| Tugas Tertulis |
1. Menurut rangkuman buku Filsafat Analitik, mengapa anggapan bahwa analisa bahasa merupakan hal baru dalam filsafat kurang tepat? Jelaskan dalam satu sampai tiga kalimat.
2. Ringkaslah rangkuman buku Filsafat Analitik dalam dua kalimat.
3. Berapa halaman tebal buku yang dibahas dalam rangkuman filsafat analitik ini?

| Halaman |
###
RANGKUMAN
BUKU FILSAFAT ANALITIK
BAB I
PENDAHULUAN
Saya akan merangkum buku yang
berjudul Filsafat Analitik yang di tulis oleh Drs. Rizal Mustansyir pada tahun
1987 dijakarta utara. Jumlah buku ini tebalnya 127 halaman dengan sistematis sebagai berikut coper,hak
cipta, kata pengantar, daftar isi, isi, dan daftar pustaka, dengan 6 Bab, akan tetapi dalam rangkuman ini
saya hanya akan merangkum Bab 4, Bab 5 dan Bab 6.
BAB
II
PEMBAHASAN
PENYEBAR BENIH FILSAFAT
ANALITIK
Kalau
ada orang yang menganggap analisa bahasa merupakan hal yang baru dalam arena
filsafat, maka anggapan yang demikian itu sebenarnya kurang tepat. Sebab
kendati analisa bahasa baru dicanangkan sebagai suatu metode dalam berfilsafat
oleh Wittgenstein pada keduapuluh ini, tetapi benih analisa bahasa itu sendiri
sesungguhnya sudah ada dalam pemikiran filsuf terdahulu. Kita akan coba menurut
jejak pemikiran para filsuf itu dan menunukan ide mereka yang ada kesamaannya
dengan filsafat analitik. Ide tersebut baik disengaja maupun tidak di sengaja,
diambil oleh tokoh-tokoh filsafat analitik dan dikembangkan sesuai dengan pola
pemikiran mereka masing-masing. Oleh karena itu perkembangan filsafat analitik
hingga mencapai taraf sekarang ini tidak dapat dilepaskan begitu saja dari ide
yang pernah dilontarkan oleh para filsuf terdahulu. Meskipun para filsuf terdahulu
itu belum lagi menjadikan analisa bahasa sebagai satu-satunya objek pemikiran
mereka, namun dalam pemikiran mereka itu kita dapat melihat cuatan-cuatan ide
yang bercirikan filsafat analitik. Jadi baik disengaja ataupun tidak mereka
telah menanamkan saham yang tidak kecil bagi perkembangan analitik. Hal yang
demikian itu merupakan suatu pertanda ada pertautan erat antara sejarah
pertumbuhan filsafat analitik dengan sejarah perkembangan filsafat secara umum. Filsuf yang dapat
dianggap sebagai penyebar benih filsafat analitik itu antara lain Socrates,
aristoteles, Descartes, david hume. Imanuel kant, George Edward Moore
1.
###
| Baris yang Diberikan |
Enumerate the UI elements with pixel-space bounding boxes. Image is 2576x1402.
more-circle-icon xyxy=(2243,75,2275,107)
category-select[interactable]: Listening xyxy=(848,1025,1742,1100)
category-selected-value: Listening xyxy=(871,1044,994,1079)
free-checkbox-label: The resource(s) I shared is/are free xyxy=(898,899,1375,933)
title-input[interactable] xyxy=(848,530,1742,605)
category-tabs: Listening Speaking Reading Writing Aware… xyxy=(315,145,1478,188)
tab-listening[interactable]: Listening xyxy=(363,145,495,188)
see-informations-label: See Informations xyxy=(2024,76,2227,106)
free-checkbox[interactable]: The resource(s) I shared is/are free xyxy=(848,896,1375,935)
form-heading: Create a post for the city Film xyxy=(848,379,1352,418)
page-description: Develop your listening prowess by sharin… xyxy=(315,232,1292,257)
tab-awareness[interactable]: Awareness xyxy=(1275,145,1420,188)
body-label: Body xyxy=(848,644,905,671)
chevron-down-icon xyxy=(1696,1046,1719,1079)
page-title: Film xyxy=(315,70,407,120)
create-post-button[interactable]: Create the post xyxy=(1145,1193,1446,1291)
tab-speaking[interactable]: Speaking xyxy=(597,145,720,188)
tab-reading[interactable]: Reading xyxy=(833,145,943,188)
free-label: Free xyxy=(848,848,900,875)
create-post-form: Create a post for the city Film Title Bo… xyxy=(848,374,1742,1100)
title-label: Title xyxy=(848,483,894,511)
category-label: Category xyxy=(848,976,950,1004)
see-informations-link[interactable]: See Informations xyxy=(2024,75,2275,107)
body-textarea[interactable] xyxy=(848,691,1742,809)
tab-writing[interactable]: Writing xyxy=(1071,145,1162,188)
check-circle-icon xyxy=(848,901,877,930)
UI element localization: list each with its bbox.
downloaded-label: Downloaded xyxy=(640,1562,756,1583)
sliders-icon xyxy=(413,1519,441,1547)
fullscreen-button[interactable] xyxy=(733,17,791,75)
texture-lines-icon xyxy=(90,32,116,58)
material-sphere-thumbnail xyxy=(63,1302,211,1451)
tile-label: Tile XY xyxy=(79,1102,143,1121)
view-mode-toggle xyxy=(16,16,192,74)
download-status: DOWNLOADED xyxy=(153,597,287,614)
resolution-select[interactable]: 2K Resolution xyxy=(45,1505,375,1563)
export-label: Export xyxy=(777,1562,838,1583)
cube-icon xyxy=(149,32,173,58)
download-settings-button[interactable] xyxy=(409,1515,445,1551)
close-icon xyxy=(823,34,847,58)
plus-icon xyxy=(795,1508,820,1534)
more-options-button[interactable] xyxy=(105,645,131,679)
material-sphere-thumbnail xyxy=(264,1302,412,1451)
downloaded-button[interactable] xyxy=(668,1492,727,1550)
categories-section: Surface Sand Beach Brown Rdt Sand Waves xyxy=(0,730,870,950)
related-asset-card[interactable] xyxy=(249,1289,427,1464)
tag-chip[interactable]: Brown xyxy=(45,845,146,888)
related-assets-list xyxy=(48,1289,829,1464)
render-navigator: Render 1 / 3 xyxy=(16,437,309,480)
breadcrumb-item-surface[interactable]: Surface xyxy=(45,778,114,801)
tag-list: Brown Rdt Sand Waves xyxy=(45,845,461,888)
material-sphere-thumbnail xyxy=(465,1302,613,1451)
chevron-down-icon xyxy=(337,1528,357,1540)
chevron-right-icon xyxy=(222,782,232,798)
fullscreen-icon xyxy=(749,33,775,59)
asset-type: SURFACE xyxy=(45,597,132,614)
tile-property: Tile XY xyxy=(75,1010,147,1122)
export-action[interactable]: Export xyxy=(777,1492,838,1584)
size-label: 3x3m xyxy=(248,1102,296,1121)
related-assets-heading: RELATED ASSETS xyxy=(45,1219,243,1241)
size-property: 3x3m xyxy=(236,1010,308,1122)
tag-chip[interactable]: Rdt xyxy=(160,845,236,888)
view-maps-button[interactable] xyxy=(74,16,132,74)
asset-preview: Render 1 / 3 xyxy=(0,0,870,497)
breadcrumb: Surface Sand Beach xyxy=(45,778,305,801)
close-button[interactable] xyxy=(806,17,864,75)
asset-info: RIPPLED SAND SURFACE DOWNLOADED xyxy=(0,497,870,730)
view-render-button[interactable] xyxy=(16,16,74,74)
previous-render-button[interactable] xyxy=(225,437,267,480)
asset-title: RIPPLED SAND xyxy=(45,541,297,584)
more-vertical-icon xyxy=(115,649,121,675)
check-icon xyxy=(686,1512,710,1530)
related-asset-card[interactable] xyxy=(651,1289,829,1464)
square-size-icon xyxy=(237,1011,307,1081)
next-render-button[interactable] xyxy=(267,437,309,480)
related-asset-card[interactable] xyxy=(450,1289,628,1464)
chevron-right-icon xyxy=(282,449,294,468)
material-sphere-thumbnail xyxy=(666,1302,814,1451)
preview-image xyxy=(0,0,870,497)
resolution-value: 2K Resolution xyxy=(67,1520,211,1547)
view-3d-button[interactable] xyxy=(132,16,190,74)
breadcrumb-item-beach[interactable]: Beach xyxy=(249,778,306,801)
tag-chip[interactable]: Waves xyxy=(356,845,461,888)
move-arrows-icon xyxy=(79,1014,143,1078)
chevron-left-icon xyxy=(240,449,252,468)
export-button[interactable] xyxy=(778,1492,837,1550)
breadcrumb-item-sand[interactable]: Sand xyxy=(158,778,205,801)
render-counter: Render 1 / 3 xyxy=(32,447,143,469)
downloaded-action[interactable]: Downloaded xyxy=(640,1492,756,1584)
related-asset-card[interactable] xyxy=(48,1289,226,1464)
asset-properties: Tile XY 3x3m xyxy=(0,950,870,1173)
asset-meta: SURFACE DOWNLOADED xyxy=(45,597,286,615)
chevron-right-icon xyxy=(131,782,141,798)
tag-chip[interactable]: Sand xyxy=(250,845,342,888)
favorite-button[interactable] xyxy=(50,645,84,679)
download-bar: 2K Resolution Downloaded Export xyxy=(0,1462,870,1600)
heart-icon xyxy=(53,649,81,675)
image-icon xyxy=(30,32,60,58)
###
| Jawaban Berurutan |
1. Anggapan itu kurang tepat karena benih analisa bahasa sebenarnya sudah ada dalam pemikiran para filsuf terdahulu. Hal itu tetap berlaku meskipun Wittgenstein baru mencanangkan analisa bahasa sebagai metode berfilsafat.

2. Rangkuman ini membahas buku Filsafat Analitik karya Drs. Rizal Mustansyir setebal 127 halaman dengan 6 bab, tetapi hanya Bab 4, Bab 5, dan Bab 6 yang dirangkum. Analisa bahasa bukan hal baru karena benihnya sudah ada pada filsuf terdahulu seperti Socrates, Aristoteles, Descartes, David Hume, Immanuel Kant, dan George Edward Moore, yang ide-idenya diambil dan dikembangkan oleh tokoh-tokoh filsafat analitik.

3. 127 halaman.